__DATA ROWS__
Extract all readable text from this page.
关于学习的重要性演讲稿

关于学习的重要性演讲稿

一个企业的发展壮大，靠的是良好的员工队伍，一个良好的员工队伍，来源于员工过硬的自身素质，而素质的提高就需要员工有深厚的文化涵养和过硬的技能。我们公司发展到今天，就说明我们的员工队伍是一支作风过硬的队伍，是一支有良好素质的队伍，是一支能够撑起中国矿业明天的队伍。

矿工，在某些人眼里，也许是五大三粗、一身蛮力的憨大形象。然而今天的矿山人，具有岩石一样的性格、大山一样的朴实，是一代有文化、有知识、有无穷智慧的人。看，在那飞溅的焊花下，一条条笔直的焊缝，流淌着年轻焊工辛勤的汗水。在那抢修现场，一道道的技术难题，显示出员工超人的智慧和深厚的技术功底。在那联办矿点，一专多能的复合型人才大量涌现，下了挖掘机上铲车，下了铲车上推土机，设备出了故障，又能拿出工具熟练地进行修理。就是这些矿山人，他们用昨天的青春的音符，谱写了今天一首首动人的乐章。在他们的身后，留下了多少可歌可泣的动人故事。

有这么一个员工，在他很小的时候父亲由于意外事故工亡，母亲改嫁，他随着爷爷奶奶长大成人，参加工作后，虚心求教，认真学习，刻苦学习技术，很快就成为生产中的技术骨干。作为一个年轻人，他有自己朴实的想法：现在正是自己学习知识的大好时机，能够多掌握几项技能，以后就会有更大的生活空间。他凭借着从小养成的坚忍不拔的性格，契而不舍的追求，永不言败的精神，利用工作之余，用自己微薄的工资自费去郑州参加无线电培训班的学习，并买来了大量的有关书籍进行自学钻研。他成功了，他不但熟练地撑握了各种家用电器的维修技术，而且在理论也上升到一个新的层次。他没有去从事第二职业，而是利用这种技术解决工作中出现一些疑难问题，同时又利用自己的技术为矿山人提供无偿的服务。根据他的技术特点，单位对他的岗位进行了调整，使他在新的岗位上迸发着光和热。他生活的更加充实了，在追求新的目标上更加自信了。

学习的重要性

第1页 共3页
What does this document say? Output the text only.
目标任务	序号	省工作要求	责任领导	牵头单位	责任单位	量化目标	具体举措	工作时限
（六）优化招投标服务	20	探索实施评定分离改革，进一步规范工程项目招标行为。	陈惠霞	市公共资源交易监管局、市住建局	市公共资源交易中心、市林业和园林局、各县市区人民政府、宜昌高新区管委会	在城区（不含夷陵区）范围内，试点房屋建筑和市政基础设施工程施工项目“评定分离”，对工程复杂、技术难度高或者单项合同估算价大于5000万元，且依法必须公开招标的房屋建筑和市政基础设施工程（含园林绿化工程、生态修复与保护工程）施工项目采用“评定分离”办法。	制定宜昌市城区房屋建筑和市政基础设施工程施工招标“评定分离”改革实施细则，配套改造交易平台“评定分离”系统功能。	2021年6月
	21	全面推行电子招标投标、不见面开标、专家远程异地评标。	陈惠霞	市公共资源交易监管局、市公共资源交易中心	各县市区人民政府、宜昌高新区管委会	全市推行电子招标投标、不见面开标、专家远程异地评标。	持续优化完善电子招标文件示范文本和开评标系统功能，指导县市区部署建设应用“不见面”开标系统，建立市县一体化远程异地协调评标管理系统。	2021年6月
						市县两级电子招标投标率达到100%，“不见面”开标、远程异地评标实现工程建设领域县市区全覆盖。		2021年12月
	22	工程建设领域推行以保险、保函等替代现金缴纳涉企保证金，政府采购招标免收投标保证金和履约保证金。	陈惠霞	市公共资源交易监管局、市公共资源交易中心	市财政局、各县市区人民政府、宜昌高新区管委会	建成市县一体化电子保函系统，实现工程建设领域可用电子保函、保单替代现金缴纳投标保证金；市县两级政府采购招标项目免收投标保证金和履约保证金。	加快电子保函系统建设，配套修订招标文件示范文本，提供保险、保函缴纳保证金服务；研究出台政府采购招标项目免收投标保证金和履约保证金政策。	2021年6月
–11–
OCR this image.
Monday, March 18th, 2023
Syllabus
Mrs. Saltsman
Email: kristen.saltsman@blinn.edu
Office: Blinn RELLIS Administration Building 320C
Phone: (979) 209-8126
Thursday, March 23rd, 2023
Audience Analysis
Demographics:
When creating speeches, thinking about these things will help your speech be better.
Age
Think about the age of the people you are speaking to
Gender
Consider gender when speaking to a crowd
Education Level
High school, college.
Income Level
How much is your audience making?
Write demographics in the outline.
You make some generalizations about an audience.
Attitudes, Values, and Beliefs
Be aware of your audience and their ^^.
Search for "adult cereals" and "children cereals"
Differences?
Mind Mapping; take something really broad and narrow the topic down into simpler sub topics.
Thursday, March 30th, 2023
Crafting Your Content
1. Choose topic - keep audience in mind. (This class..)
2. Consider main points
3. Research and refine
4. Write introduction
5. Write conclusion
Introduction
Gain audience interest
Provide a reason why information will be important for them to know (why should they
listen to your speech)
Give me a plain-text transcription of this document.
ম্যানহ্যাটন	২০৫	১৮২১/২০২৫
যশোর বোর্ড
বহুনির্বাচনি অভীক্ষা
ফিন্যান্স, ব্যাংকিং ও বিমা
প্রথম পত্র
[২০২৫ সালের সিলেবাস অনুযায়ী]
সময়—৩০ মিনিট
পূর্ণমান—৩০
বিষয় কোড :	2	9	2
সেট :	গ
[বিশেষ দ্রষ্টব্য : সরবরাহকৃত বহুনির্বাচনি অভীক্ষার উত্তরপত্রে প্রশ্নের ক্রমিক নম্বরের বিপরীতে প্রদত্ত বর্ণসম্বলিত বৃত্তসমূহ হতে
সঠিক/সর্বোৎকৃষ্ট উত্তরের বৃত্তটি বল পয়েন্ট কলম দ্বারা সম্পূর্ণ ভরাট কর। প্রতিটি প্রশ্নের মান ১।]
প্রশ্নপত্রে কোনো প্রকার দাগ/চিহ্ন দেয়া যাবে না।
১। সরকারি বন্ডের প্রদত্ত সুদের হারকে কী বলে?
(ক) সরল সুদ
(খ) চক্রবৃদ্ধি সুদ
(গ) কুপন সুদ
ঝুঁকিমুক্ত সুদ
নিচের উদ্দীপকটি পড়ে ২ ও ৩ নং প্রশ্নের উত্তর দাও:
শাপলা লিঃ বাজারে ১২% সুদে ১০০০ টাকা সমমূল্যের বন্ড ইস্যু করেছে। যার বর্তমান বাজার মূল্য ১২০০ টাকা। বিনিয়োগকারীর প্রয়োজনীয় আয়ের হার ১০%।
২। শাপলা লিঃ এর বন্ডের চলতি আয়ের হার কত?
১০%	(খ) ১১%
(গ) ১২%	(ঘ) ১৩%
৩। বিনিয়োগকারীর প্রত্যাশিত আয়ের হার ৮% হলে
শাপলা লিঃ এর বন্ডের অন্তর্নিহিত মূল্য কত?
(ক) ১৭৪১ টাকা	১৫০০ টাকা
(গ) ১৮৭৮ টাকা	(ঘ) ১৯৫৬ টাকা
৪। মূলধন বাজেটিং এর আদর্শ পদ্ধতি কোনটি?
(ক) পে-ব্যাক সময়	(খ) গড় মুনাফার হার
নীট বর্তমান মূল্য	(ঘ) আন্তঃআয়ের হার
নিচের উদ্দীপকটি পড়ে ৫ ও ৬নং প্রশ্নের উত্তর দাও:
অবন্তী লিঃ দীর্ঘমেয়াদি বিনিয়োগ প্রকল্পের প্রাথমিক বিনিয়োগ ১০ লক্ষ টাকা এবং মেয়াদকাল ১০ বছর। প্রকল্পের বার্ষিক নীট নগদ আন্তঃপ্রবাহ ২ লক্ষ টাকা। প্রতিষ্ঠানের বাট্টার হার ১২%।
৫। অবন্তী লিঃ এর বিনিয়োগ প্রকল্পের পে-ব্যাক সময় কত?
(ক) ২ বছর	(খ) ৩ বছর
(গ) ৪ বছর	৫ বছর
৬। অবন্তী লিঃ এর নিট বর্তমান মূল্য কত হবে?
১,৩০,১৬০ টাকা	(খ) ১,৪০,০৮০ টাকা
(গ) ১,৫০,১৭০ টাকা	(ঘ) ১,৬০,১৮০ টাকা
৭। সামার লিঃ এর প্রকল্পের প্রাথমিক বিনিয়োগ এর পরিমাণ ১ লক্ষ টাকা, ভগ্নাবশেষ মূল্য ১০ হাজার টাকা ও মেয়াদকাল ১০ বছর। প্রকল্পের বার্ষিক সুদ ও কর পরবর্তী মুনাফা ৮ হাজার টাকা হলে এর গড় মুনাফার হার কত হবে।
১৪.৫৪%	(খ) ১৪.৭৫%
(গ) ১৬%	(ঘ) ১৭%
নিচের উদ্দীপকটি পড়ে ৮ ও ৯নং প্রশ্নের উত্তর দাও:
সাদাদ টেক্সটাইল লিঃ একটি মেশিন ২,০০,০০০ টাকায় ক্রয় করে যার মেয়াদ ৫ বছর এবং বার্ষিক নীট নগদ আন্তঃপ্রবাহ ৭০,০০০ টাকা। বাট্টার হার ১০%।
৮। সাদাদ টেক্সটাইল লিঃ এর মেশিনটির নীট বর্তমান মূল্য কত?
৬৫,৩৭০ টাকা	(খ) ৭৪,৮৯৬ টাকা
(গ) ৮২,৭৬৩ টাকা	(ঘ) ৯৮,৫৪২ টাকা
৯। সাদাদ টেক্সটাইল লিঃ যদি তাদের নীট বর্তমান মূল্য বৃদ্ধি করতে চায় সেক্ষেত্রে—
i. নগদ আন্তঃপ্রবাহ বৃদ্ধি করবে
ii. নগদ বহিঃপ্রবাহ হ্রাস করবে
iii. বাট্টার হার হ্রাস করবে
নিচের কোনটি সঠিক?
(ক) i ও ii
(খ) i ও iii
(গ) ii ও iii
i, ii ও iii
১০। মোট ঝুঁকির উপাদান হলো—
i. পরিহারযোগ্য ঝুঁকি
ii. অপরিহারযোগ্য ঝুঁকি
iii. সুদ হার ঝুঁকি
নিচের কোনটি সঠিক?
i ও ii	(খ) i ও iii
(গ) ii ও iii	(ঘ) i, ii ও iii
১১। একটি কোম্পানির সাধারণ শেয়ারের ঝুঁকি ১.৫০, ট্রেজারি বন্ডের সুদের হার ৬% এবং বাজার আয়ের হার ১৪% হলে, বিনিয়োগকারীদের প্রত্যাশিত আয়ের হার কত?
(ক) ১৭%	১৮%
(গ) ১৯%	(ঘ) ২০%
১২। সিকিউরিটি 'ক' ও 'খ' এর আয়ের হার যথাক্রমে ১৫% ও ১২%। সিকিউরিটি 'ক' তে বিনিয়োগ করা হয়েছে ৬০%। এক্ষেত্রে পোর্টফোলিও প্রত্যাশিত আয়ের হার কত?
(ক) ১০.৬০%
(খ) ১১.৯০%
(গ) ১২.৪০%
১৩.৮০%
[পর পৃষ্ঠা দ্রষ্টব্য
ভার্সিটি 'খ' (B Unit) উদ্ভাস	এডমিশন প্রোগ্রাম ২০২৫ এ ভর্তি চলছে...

__EXERCISE OBJECTIVE__
Identify and list each line with the word "about".

__SOLUTION FOR THIS EXERCISE__
When creating speeches, thinking about these things will help your speech be better.
Think about the age of the people you are speaking to
You make some generalizations about an audience.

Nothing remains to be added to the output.